Task instructions
Set the listing down again exactly, please, apart from its pictures.

— start of Listed entries —

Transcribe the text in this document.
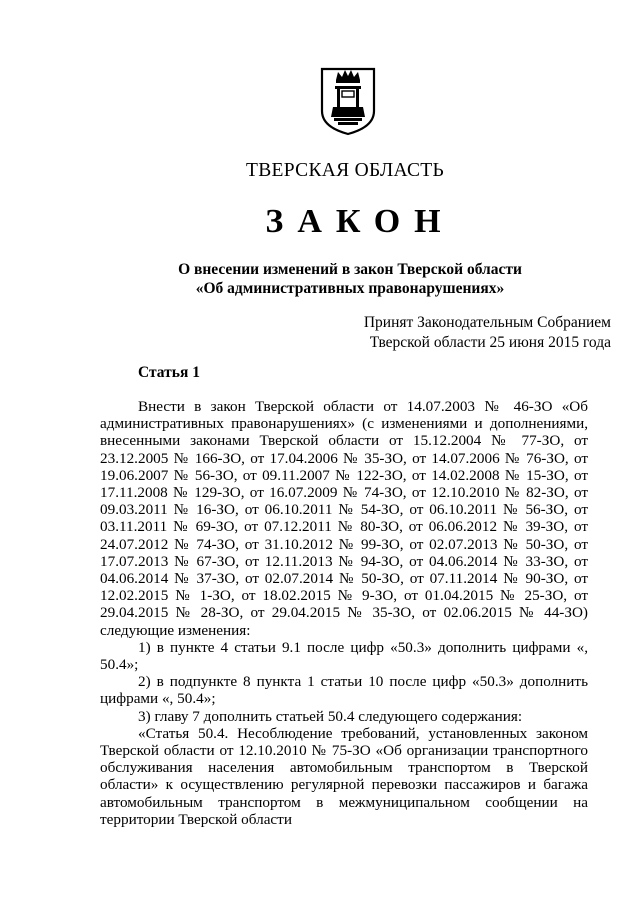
ТВЕРСКАЯ ОБЛАСТЬ
ЗАКОН
О внесении изменений в закон Тверской области
«Об административных правонарушениях»
Принят Законодательным Собранием
Тверской области 25 июня 2015 года
Статья 1

Внести в закон Тверской области от 14.07.2003 № 46-ЗО «Об административных правонарушениях» (с изменениями и дополнениями, внесенными законами Тверской области от 15.12.2004 № 77-ЗО, от 23.12.2005 № 166-ЗО, от 17.04.2006 № 35-ЗО, от 14.07.2006 № 76-ЗО, от 19.06.2007 № 56-ЗО, от 09.11.2007 № 122-ЗО, от 14.02.2008 № 15-ЗО, от 17.11.2008 № 129-ЗО, от 16.07.2009 № 74-ЗО, от 12.10.2010 № 82-ЗО, от 09.03.2011 № 16-ЗО, от 06.10.2011 № 54-ЗО, от 06.10.2011 № 56-ЗО, от 03.11.2011 № 69-ЗО, от 07.12.2011 № 80-ЗО, от 06.06.2012 № 39-ЗО, от 24.07.2012 № 74-ЗО, от 31.10.2012 № 99-ЗО, от 02.07.2013 № 50-ЗО, от 17.07.2013 № 67-ЗО, от 12.11.2013 № 94-ЗО, от 04.06.2014 № 33-ЗО, от 04.06.2014 № 37-ЗО, от 02.07.2014 № 50-ЗО, от 07.11.2014 № 90-ЗО, от 12.02.2015 № 1-ЗО, от 18.02.2015 № 9-ЗО, от 01.04.2015 № 25-ЗО, от 29.04.2015 № 28-ЗО, от 29.04.2015 № 35-ЗО, от 02.06.2015 № 44-ЗО) следующие изменения:

1) в пункте 4 статьи 9.1 после цифр «50.3» дополнить цифрами «, 50.4»;

2) в подпункте 8 пункта 1 статьи 10 после цифр «50.3» дополнить цифрами «, 50.4»;

3) главу 7 дополнить статьей 50.4 следующего содержания:

«Статья 50.4. Несоблюдение требований, установленных законом Тверской области от 12.10.2010 № 75-ЗО «Об организации транспортного обслуживания населения автомобильным транспортом в Тверской области» к осуществлению регулярной перевозки пассажиров и багажа автомобильным транспортом в межмуниципальном сообщении на территории Тверской области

— end of Listed entries —

Solution for this exercise
Transcribe the text in this document.
ТВЕРСКАЯ ОБЛАСТЬ
ЗАКОН
О внесении изменений в закон Тверской области
«Об административных правонарушениях»
Принят Законодательным Собранием
Тверской области 25 июня 2015 года
Статья 1

Внести в закон Тверской области от 14.07.2003 № 46-ЗО «Об административных правонарушениях» (с изменениями и дополнениями, внесенными законами Тверской области от 15.12.2004 № 77-ЗО, от 23.12.2005 № 166-ЗО, от 17.04.2006 № 35-ЗО, от 14.07.2006 № 76-ЗО, от 19.06.2007 № 56-ЗО, от 09.11.2007 № 122-ЗО, от 14.02.2008 № 15-ЗО, от 17.11.2008 № 129-ЗО, от 16.07.2009 № 74-ЗО, от 12.10.2010 № 82-ЗО, от 09.03.2011 № 16-ЗО, от 06.10.2011 № 54-ЗО, от 06.10.2011 № 56-ЗО, от 03.11.2011 № 69-ЗО, от 07.12.2011 № 80-ЗО, от 06.06.2012 № 39-ЗО, от 24.07.2012 № 74-ЗО, от 31.10.2012 № 99-ЗО, от 02.07.2013 № 50-ЗО, от 17.07.2013 № 67-ЗО, от 12.11.2013 № 94-ЗО, от 04.06.2014 № 33-ЗО, от 04.06.2014 № 37-ЗО, от 02.07.2014 № 50-ЗО, от 07.11.2014 № 90-ЗО, от 12.02.2015 № 1-ЗО, от 18.02.2015 № 9-ЗО, от 01.04.2015 № 25-ЗО, от 29.04.2015 № 28-ЗО, от 29.04.2015 № 35-ЗО, от 02.06.2015 № 44-ЗО) следующие изменения:

1) в пункте 4 статьи 9.1 после цифр «50.3» дополнить цифрами «, 50.4»;

2) в подпункте 8 пункта 1 статьи 10 после цифр «50.3» дополнить цифрами «, 50.4»;

3) главу 7 дополнить статьей 50.4 следующего содержания:

«Статья 50.4. Несоблюдение требований, установленных законом Тверской области от 12.10.2010 № 75-ЗО «Об организации транспортного обслуживания населения автомобильным транспортом в Тверской области» к осуществлению регулярной перевозки пассажиров и багажа автомобильным транспортом в межмуниципальном сообщении на территории Тверской области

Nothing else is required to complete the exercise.